Problem details =
Omit all pictures, then retype the data exactly as given.

Record excerpts =
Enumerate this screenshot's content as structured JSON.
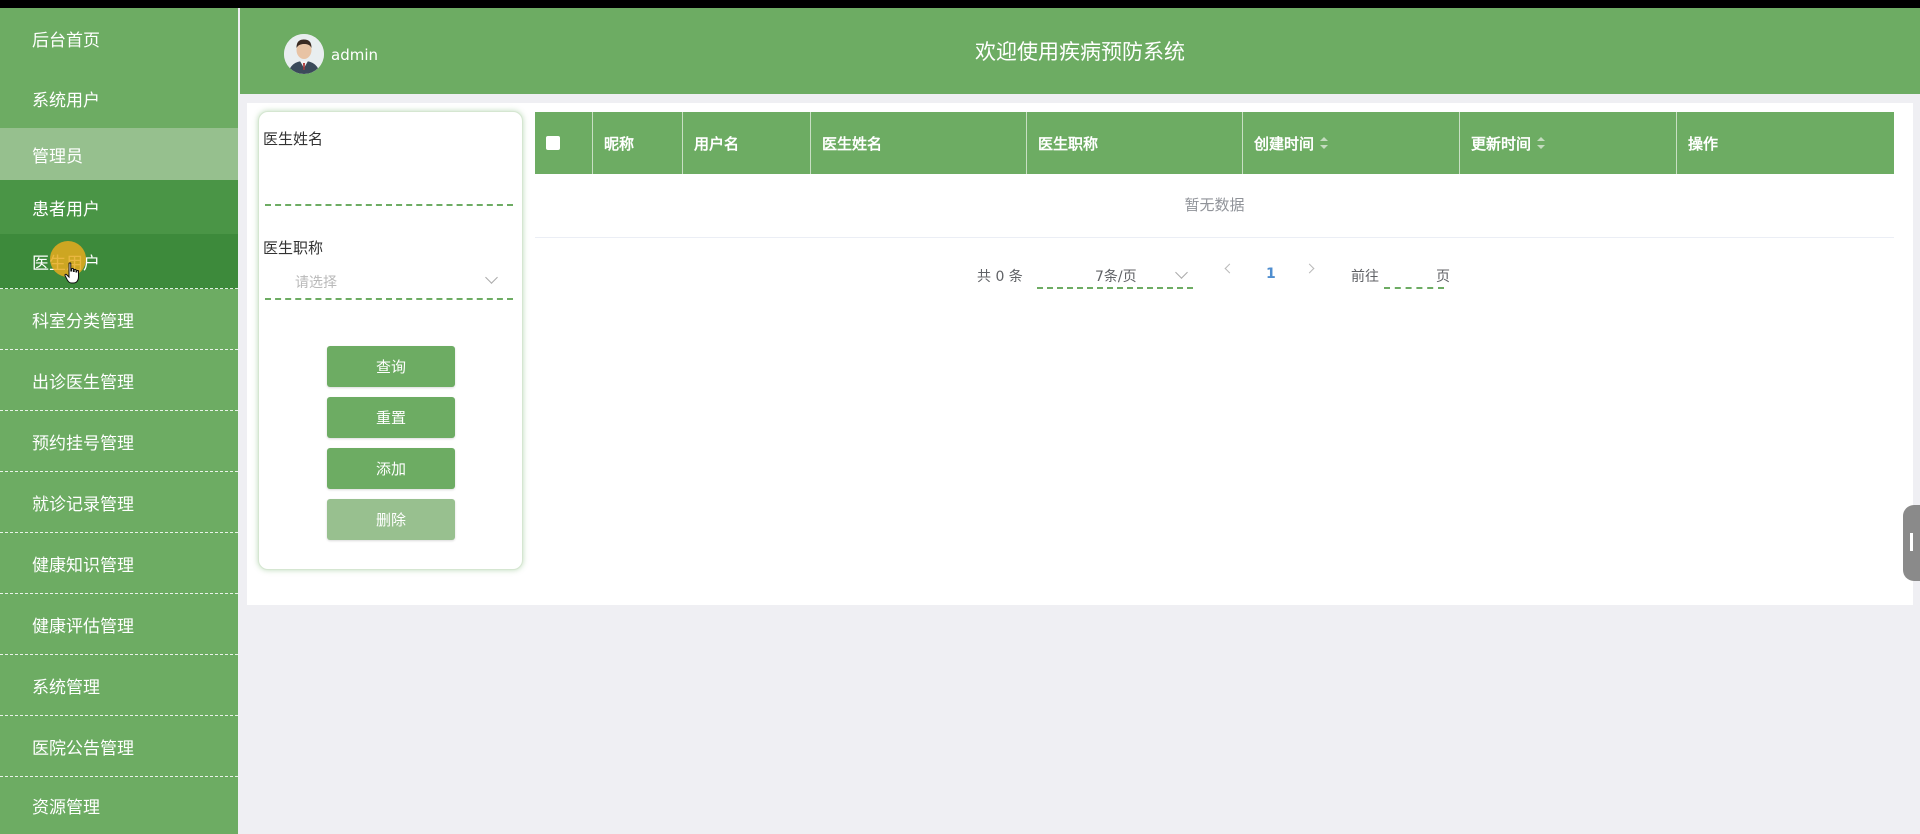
{
  "sidebar": {
    "items": [
      {
        "label": "后台首页"
      },
      {
        "label": "系统用户"
      },
      {
        "label": "管理员"
      },
      {
        "label": "患者用户"
      },
      {
        "label": "医生用户"
      },
      {
        "label": "科室分类管理"
      },
      {
        "label": "出诊医生管理"
      },
      {
        "label": "预约挂号管理"
      },
      {
        "label": "就诊记录管理"
      },
      {
        "label": "健康知识管理"
      },
      {
        "label": "健康评估管理"
      },
      {
        "label": "系统管理"
      },
      {
        "label": "医院公告管理"
      },
      {
        "label": "资源管理"
      }
    ]
  },
  "header": {
    "username": "admin",
    "title": "欢迎使用疾病预防系统"
  },
  "search": {
    "name_label": "医生姓名",
    "name_value": "",
    "title_label": "医生职称",
    "title_placeholder": "请选择",
    "query_button": "查询",
    "reset_button": "重置",
    "add_button": "添加",
    "delete_button": "删除"
  },
  "table": {
    "columns": [
      "昵称",
      "用户名",
      "医生姓名",
      "医生职称",
      "创建时间",
      "更新时间",
      "操作"
    ],
    "empty_text": "暂无数据"
  },
  "pagination": {
    "total": "共 0 条",
    "page_size": "7条/页",
    "current_page": "1",
    "goto_label": "前往",
    "page_suffix": "页"
  },
  "colors": {
    "primary": "#6dac63",
    "background": "#efeff3"
  }
}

Exercise solution =
Enumerate this screenshot's content as structured JSON.
{
  "sidebar": {
    "items": [
      {
        "label": "后台首页"
      },
      {
        "label": "系统用户"
      },
      {
        "label": "管理员"
      },
      {
        "label": "患者用户"
      },
      {
        "label": "医生用户"
      },
      {
        "label": "科室分类管理"
      },
      {
        "label": "出诊医生管理"
      },
      {
        "label": "预约挂号管理"
      },
      {
        "label": "就诊记录管理"
      },
      {
        "label": "健康知识管理"
      },
      {
        "label": "健康评估管理"
      },
      {
        "label": "系统管理"
      },
      {
        "label": "医院公告管理"
      },
      {
        "label": "资源管理"
      }
    ]
  },
  "header": {
    "username": "admin",
    "title": "欢迎使用疾病预防系统"
  },
  "search": {
    "name_label": "医生姓名",
    "name_value": "",
    "title_label": "医生职称",
    "title_placeholder": "请选择",
    "query_button": "查询",
    "reset_button": "重置",
    "add_button": "添加",
    "delete_button": "删除"
  },
  "table": {
    "columns": [
      "昵称",
      "用户名",
      "医生姓名",
      "医生职称",
      "创建时间",
      "更新时间",
      "操作"
    ],
    "empty_text": "暂无数据"
  },
  "pagination": {
    "total": "共 0 条",
    "page_size": "7条/页",
    "current_page": "1",
    "goto_label": "前往",
    "page_suffix": "页"
  },
  "colors": {
    "primary": "#6dac63",
    "background": "#efeff3"
  }
}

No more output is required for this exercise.